— start —
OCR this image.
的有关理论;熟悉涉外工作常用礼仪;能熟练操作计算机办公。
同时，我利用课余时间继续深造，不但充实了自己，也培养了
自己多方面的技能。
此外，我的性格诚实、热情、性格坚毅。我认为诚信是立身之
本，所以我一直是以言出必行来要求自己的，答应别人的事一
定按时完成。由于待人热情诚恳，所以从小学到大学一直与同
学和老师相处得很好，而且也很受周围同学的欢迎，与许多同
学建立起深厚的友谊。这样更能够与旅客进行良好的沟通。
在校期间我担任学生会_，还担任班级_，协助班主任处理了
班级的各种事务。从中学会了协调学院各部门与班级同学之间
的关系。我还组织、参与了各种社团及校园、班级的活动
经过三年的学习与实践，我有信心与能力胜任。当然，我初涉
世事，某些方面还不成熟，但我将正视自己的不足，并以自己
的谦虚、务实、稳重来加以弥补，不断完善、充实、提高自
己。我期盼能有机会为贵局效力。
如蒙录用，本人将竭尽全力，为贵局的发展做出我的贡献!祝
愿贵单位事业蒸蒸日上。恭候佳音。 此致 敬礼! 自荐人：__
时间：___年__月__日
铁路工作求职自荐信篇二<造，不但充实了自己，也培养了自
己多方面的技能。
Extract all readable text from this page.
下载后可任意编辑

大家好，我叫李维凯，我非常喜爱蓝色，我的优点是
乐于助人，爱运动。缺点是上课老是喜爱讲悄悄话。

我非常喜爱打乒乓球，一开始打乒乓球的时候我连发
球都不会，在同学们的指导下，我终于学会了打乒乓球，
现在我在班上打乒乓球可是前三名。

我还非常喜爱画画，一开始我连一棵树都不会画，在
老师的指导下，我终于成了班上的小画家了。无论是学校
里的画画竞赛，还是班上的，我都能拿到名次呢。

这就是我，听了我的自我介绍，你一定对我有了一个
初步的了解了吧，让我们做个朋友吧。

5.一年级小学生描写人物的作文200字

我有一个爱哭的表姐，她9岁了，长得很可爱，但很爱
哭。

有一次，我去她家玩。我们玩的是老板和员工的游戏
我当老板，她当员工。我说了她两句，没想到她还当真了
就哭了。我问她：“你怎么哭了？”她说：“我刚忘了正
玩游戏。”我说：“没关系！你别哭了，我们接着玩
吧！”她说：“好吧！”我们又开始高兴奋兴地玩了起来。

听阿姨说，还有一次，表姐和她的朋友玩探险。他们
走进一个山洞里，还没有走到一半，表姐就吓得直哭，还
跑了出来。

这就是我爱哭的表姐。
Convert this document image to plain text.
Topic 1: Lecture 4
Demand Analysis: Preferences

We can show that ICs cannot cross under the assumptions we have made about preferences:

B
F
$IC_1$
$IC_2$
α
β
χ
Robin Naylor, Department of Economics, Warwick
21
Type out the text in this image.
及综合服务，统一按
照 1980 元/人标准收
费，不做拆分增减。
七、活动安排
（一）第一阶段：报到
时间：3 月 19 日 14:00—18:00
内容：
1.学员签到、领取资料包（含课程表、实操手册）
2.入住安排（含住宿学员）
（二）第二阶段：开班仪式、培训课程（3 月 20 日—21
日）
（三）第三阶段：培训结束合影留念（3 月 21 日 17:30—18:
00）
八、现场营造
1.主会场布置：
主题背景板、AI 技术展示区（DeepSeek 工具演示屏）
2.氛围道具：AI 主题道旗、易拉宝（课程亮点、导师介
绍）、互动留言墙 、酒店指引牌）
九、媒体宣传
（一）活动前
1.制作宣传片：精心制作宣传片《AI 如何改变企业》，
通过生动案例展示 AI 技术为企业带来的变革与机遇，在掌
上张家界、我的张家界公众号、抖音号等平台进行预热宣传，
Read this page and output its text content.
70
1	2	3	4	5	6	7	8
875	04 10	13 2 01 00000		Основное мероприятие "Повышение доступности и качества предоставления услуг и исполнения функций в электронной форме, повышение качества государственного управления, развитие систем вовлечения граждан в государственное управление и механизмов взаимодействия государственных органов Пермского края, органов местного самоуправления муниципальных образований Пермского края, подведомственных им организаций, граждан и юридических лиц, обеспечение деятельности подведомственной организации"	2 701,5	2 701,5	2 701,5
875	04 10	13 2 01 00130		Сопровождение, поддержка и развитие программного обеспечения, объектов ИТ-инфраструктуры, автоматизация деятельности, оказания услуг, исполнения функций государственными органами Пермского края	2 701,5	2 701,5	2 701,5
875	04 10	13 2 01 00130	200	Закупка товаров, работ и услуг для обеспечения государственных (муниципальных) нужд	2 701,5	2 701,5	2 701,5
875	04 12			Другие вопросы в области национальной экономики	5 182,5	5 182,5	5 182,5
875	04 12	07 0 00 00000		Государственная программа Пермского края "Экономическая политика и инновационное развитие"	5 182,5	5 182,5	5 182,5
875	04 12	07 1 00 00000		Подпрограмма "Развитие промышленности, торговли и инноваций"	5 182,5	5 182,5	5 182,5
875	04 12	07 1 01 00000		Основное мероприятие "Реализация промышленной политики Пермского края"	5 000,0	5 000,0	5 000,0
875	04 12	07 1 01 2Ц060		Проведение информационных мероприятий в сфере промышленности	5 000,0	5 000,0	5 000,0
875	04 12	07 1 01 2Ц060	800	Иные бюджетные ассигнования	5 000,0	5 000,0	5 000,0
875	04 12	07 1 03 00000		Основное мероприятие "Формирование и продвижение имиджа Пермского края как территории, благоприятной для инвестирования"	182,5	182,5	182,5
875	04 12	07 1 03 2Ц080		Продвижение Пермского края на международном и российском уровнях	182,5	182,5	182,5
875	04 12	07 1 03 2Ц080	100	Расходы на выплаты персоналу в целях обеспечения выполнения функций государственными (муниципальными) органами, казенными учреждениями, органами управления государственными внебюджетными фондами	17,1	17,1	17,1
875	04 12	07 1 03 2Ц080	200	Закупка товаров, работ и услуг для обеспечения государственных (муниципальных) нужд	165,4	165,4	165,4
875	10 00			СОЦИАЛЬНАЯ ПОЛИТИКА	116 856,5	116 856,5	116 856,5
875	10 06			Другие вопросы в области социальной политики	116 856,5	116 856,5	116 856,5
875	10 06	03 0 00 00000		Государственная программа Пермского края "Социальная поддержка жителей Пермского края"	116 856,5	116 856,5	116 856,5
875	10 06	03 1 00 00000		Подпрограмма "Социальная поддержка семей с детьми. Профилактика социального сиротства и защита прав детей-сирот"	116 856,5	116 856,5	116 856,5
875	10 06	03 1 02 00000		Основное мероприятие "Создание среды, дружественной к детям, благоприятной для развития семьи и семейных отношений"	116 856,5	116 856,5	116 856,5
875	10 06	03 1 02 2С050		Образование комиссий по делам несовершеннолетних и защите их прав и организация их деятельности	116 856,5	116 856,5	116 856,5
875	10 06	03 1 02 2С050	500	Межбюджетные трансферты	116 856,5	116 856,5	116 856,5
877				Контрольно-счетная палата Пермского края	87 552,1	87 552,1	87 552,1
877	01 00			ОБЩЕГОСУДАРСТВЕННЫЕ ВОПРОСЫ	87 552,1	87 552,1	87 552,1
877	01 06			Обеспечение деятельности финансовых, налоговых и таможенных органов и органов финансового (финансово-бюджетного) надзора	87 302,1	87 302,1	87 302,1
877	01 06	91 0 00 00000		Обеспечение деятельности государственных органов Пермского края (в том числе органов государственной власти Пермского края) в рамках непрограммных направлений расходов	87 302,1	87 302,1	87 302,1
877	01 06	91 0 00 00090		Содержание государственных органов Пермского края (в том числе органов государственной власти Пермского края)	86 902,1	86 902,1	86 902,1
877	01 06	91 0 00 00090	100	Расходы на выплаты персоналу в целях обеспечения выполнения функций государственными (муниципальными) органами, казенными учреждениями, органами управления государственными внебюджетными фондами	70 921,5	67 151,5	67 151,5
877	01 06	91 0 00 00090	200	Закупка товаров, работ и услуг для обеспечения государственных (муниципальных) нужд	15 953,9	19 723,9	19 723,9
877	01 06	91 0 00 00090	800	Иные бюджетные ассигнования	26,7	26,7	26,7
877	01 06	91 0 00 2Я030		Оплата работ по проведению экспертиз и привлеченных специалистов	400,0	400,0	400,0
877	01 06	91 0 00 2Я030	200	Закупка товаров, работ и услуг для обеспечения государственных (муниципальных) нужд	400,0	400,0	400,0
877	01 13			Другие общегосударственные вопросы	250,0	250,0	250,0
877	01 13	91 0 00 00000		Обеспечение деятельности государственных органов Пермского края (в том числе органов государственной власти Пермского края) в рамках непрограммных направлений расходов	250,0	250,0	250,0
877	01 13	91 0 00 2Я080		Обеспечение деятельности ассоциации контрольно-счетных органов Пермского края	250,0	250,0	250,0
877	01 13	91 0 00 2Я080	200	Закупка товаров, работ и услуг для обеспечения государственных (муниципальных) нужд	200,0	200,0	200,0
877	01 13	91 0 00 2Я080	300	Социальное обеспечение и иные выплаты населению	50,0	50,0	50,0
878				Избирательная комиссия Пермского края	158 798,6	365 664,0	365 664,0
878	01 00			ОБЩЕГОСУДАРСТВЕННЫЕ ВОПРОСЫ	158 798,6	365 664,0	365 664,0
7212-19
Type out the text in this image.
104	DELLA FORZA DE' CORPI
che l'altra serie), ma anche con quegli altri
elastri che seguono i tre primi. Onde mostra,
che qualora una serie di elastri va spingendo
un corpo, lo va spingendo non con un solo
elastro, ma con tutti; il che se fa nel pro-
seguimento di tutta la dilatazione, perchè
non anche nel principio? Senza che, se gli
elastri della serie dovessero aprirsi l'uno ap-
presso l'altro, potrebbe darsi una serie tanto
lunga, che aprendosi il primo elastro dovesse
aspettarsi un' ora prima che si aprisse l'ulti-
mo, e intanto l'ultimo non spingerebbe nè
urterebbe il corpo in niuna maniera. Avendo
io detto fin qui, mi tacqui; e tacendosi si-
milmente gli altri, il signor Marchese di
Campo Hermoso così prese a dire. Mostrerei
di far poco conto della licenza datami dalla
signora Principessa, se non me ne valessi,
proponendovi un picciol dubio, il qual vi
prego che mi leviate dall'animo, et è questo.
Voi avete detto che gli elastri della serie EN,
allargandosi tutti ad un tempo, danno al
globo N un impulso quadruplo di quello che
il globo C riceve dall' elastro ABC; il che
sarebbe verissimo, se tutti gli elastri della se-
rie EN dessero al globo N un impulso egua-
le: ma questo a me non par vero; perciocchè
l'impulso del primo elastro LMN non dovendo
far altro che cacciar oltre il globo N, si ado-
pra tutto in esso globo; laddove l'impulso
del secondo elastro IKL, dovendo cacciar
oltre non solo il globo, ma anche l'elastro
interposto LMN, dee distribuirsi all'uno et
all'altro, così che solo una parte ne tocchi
— end —
What to produce:
Copy out each line in the preceding records that contains "государственных".

Task response:
875	04 10	13 2 01 00000		Основное мероприятие "Повышение доступности и качества предоставления услуг и исполнения функций в электронной форме, повышение качества государственного управления, развитие систем вовлечения граждан в государственное управление и механизмов взаимодействия государственных органов Пермского края, органов местного самоуправления муниципальных образований Пермского края, подведомственных им организаций, граждан и юридических лиц, обеспечение деятельности подведомственной организации"	2 701,5	2 701,5	2 701,5
875	04 10	13 2 01 00130	200	Закупка товаров, работ и услуг для обеспечения государственных (муниципальных) нужд	2 701,5	2 701,5	2 701,5
875	04 12	07 1 03 2Ц080	200	Закупка товаров, работ и услуг для обеспечения государственных (муниципальных) нужд	165,4	165,4	165,4
877	01 06	91 0 00 00000		Обеспечение деятельности государственных органов Пермского края (в том числе органов государственной власти Пермского края) в рамках непрограммных направлений расходов	87 302,1	87 302,1	87 302,1
877	01 06	91 0 00 00090		Содержание государственных органов Пермского края (в том числе органов государственной власти Пермского края)	86 902,1	86 902,1	86 902,1
877	01 06	91 0 00 00090	200	Закупка товаров, работ и услуг для обеспечения государственных (муниципальных) нужд	15 953,9	19 723,9	19 723,9
877	01 06	91 0 00 2Я030	200	Закупка товаров, работ и услуг для обеспечения государственных (муниципальных) нужд	400,0	400,0	400,0
877	01 13	91 0 00 00000		Обеспечение деятельности государственных органов Пермского края (в том числе органов государственной власти Пермского края) в рамках непрограммных направлений расходов	250,0	250,0	250,0
877	01 13	91 0 00 2Я080	200	Закупка товаров, работ и услуг для обеспечения государственных (муниципальных) нужд	200,0	200,0	200,0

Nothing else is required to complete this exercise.